WORK TO COMPLETE
Where a line contains the word "XVIII", copy that line.

— BEGIN PROVIDED RECORDS —

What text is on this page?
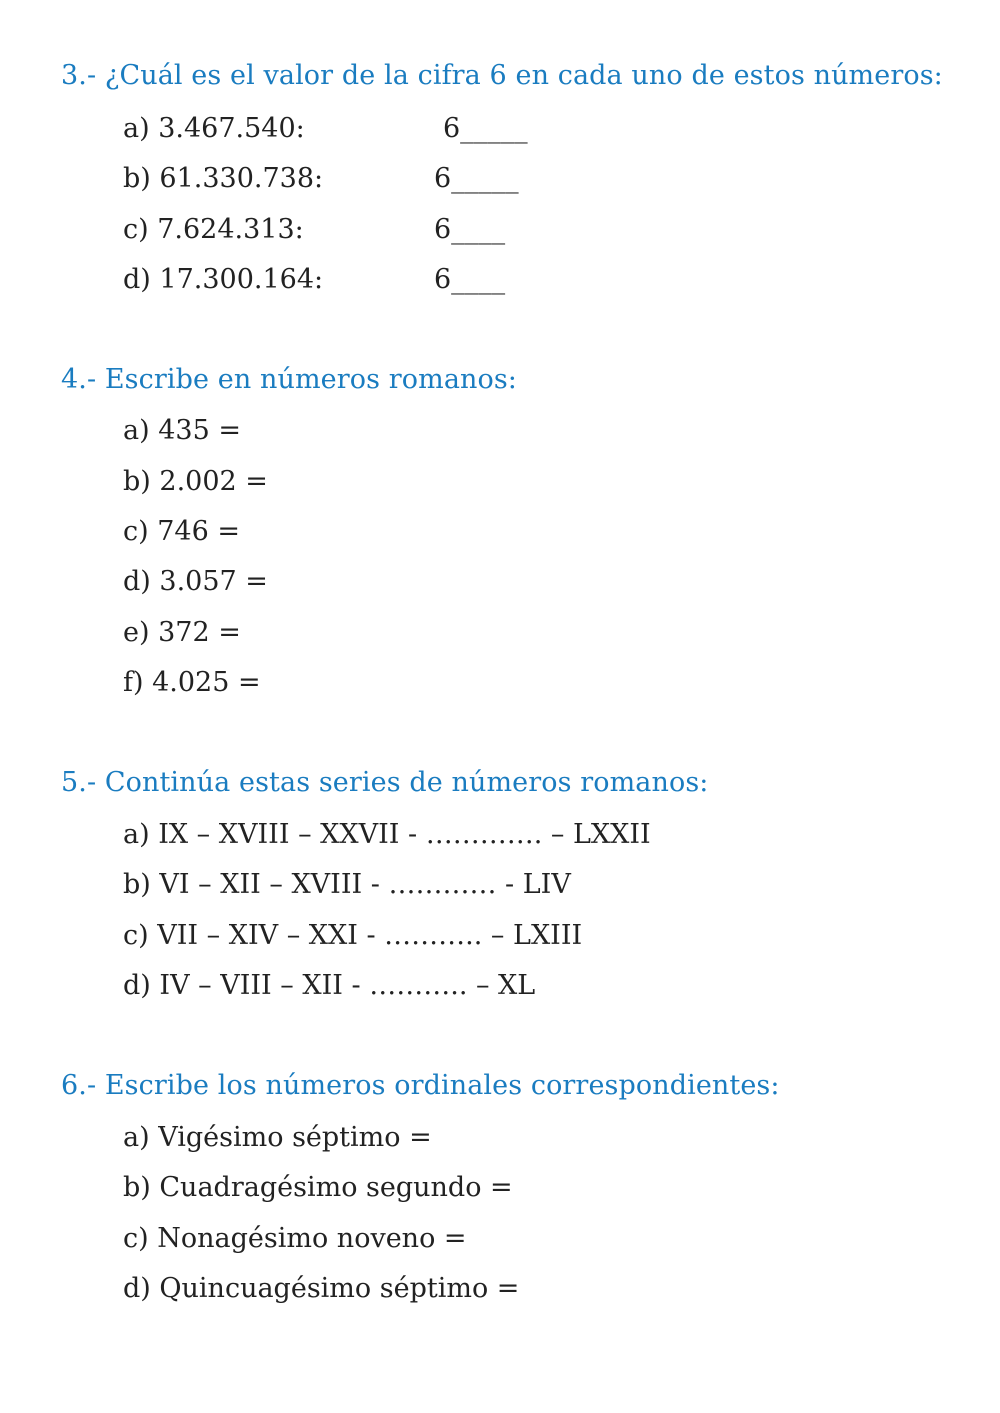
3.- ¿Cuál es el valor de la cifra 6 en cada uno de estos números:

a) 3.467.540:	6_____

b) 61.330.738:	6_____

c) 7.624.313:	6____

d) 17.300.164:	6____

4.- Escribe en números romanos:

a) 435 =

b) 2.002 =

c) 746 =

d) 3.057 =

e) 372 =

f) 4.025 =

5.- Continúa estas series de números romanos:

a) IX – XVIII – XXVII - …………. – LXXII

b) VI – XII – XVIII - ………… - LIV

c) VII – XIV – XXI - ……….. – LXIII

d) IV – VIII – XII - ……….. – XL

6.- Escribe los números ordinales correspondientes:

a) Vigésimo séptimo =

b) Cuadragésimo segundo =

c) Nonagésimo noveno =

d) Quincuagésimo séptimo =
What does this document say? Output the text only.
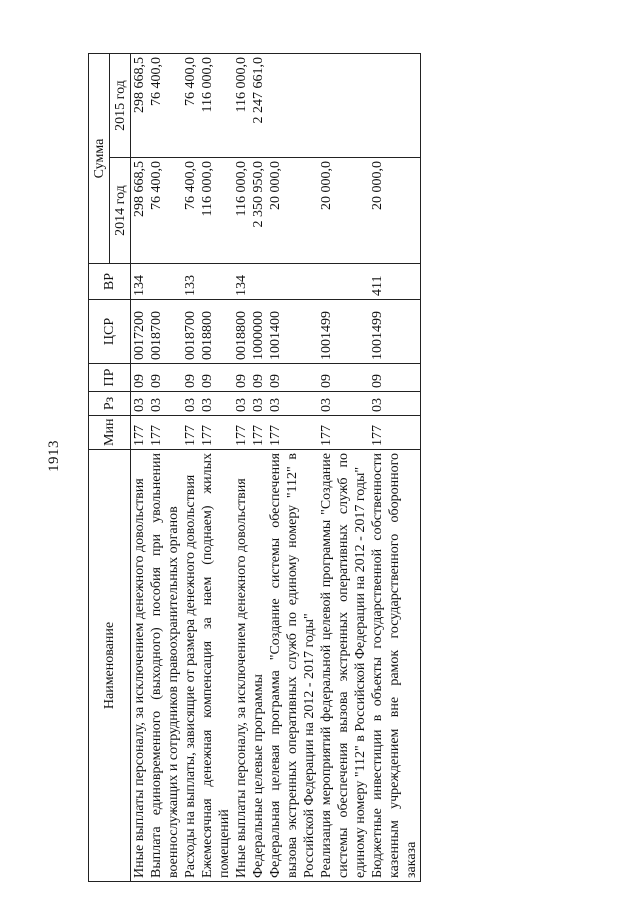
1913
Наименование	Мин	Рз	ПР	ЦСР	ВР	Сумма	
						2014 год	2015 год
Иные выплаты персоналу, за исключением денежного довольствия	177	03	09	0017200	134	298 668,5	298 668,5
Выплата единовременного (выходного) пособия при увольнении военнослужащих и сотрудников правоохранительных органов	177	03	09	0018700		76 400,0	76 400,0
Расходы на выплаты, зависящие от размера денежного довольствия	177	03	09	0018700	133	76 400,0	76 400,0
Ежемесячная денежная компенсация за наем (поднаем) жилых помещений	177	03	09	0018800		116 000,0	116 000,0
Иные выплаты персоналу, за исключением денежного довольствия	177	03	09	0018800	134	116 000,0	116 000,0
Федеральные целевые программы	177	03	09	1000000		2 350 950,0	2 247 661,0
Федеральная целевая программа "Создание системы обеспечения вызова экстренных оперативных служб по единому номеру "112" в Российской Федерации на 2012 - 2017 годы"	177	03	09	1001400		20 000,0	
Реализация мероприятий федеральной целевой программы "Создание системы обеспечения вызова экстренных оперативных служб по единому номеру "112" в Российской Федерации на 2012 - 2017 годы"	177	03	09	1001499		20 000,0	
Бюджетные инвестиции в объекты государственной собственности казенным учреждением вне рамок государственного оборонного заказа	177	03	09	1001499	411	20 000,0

— END PROVIDED RECORDS —

RESULT OF THIS TASK
a) IX – XVIII – XXVII - …………. – LXXII
b) VI – XII – XVIII - ………… - LIV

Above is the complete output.